## Start The input

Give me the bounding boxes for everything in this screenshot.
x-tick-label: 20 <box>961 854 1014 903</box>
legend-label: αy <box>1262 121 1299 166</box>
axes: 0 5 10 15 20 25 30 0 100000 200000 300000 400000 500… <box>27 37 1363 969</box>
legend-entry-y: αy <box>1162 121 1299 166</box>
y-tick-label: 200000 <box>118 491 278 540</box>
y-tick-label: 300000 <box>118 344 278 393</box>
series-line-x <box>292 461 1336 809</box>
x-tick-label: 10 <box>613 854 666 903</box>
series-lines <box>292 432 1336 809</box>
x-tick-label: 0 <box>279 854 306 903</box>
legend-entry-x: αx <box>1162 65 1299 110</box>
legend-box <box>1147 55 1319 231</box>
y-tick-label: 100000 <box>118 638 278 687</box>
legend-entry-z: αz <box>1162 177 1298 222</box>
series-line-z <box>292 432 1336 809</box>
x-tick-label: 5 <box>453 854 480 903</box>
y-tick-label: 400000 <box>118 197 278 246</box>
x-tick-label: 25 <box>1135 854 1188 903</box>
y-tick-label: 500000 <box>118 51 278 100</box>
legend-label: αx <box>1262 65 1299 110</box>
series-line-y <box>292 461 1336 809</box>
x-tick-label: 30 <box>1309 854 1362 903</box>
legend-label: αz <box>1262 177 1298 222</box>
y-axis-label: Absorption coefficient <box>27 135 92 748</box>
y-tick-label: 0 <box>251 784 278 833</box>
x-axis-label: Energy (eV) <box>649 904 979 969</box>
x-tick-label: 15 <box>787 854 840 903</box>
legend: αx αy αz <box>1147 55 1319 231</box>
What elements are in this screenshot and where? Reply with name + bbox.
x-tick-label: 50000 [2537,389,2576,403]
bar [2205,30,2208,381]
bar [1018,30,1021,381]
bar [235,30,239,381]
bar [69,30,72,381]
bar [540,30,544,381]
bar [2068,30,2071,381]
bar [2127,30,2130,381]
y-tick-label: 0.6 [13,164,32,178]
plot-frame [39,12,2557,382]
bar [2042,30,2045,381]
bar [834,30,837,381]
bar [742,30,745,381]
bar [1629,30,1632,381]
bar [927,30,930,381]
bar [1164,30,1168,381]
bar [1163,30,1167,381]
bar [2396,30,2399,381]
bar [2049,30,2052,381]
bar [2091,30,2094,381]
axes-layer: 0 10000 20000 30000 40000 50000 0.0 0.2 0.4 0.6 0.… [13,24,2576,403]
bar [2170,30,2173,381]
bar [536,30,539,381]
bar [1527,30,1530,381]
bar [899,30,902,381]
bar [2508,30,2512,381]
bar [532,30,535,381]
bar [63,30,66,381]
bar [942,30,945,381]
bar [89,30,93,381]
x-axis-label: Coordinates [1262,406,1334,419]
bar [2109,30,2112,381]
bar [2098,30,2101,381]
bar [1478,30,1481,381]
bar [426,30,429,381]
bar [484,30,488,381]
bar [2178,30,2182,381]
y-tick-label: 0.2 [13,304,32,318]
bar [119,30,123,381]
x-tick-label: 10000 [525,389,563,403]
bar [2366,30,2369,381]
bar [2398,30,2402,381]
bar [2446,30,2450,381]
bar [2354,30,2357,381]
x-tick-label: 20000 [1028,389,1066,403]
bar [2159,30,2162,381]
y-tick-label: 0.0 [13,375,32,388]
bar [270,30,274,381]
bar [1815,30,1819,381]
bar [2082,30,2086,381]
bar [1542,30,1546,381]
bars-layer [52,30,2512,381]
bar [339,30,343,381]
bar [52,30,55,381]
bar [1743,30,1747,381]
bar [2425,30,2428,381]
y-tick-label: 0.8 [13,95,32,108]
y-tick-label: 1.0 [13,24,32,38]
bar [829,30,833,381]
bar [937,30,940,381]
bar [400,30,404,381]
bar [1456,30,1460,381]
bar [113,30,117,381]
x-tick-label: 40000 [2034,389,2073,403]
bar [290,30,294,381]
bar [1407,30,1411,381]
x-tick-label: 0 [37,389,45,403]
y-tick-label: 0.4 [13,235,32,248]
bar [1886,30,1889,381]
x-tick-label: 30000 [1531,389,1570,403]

## End The input

* Task objective
Reproduce verbatim the lines of the records above, from the first line through the line containing "axes: 0 5 10", including both of those lines.

* Response
Give me the bounding boxes for everything in this screenshot.
x-tick-label: 20 <box>961 854 1014 903</box>
legend-label: αy <box>1262 121 1299 166</box>
axes: 0 5 10 15 20 25 30 0 100000 200000 300000 400000 500… <box>27 37 1363 969</box>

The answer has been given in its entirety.